[Exercise aim]: Find the string "Choose" in the data, then copy every line where it is found.
-=-=-
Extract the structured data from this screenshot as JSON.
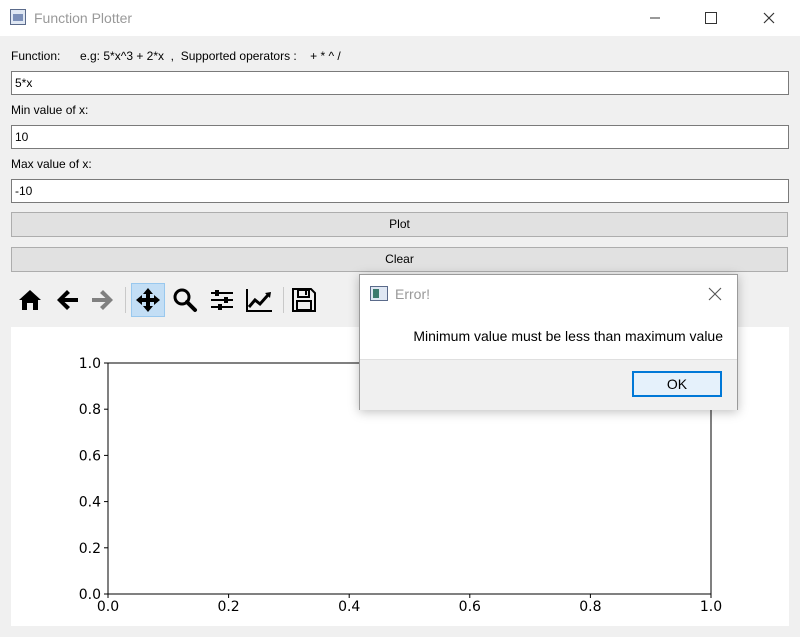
{
  "window": {
    "title": "Function Plotter",
    "icon": "app-window-icon",
    "controls": [
      "minimize-icon",
      "maximize-icon",
      "close-icon"
    ]
  },
  "form": {
    "function_label": "Function:",
    "function_hint": "e.g: 5*x^3 + 2*x  ,  Supported operators :    + * ^ /",
    "function_value": "5*x",
    "min_label": "Min value of x:",
    "min_value": "10",
    "max_label": "Max value of x:",
    "max_value": "-10",
    "plot_label": "Plot",
    "clear_label": "Clear"
  },
  "toolbar": {
    "items": [
      "home-icon",
      "back-icon",
      "forward-icon",
      "pan-icon",
      "zoom-icon",
      "subplots-icon",
      "customize-icon",
      "save-icon"
    ],
    "active": "pan-icon"
  },
  "chart_data": {
    "type": "line",
    "series": [],
    "xlim": [
      0.0,
      1.0
    ],
    "ylim": [
      0.0,
      1.0
    ],
    "xticks": [
      "0.0",
      "0.2",
      "0.4",
      "0.6",
      "0.8",
      "1.0"
    ],
    "yticks": [
      "0.0",
      "0.2",
      "0.4",
      "0.6",
      "0.8",
      "1.0"
    ],
    "grid": false,
    "title": "",
    "xlabel": "",
    "ylabel": ""
  },
  "dialog": {
    "title": "Error!",
    "message": "Minimum value must be less than maximum value",
    "ok_label": "OK"
  }
}
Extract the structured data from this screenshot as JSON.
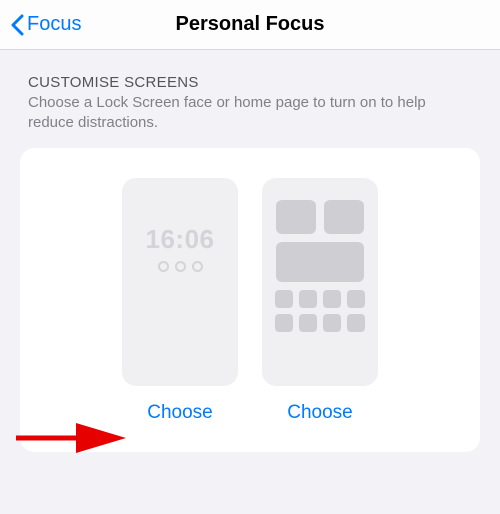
{
  "header": {
    "back_label": "Focus",
    "title": "Personal Focus"
  },
  "section": {
    "label": "CUSTOMISE SCREENS",
    "description": "Choose a Lock Screen face or home page to turn on to help reduce distractions."
  },
  "previews": {
    "lock_time": "16:06",
    "choose_label_1": "Choose",
    "choose_label_2": "Choose"
  }
}
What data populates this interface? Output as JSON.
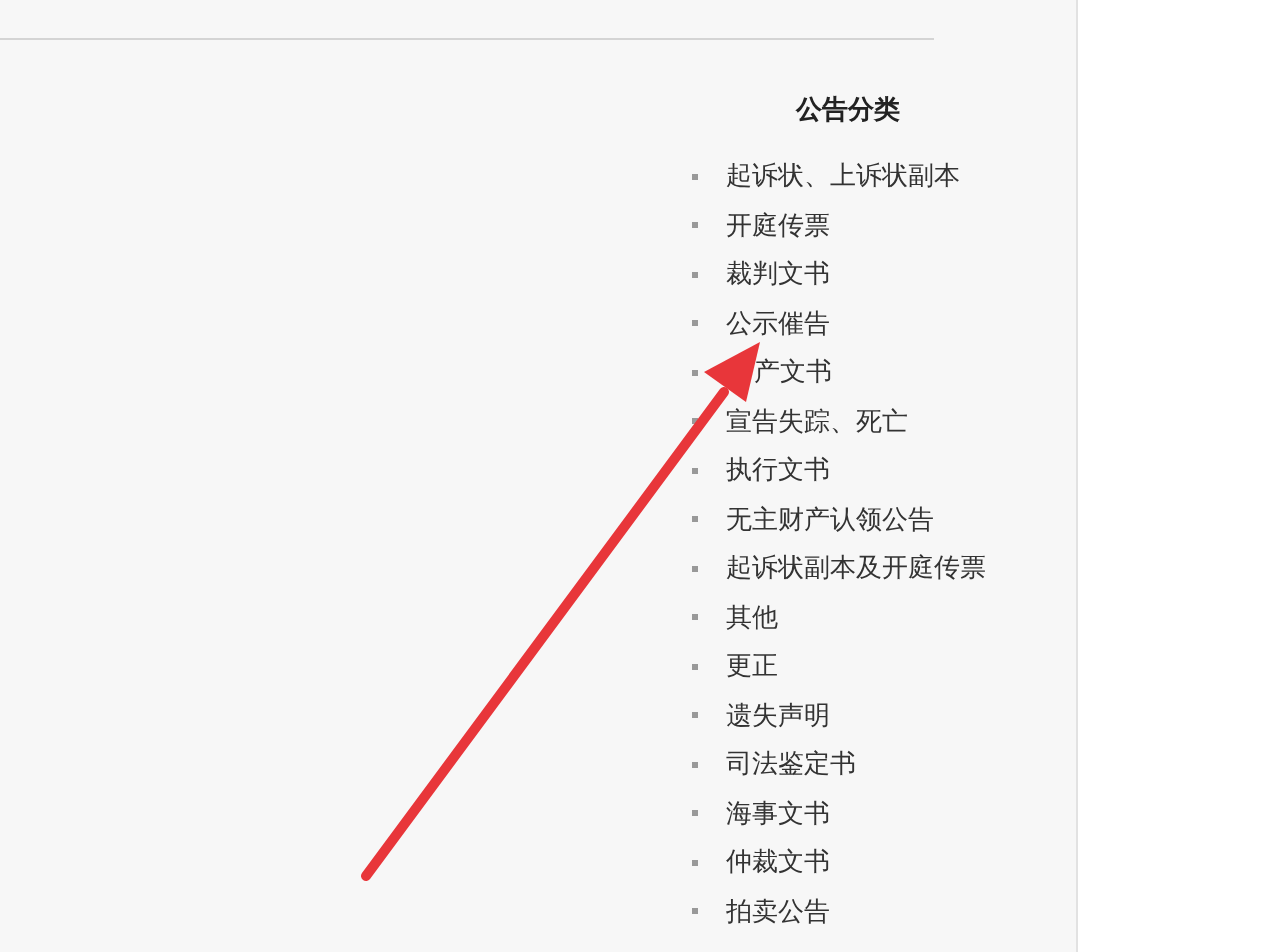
{
  "sidebar": {
    "title": "公告分类",
    "items": [
      {
        "label": "起诉状、上诉状副本"
      },
      {
        "label": "开庭传票"
      },
      {
        "label": "裁判文书"
      },
      {
        "label": "公示催告"
      },
      {
        "label": "产文书",
        "kind": "covered"
      },
      {
        "label": "宣告失踪、死亡"
      },
      {
        "label": "执行文书"
      },
      {
        "label": "无主财产认领公告"
      },
      {
        "label": "起诉状副本及开庭传票"
      },
      {
        "label": "其他"
      },
      {
        "label": "更正"
      },
      {
        "label": "遗失声明"
      },
      {
        "label": "司法鉴定书"
      },
      {
        "label": "海事文书"
      },
      {
        "label": "仲裁文书"
      },
      {
        "label": "拍卖公告"
      }
    ]
  }
}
-=-=-
[Exercise answer]:
    "description": "Choose a Lock Screen face or home page to turn on to help reduce distractions."
    "choose_label_1": "Choose",
    "choose_label_2": "Choose"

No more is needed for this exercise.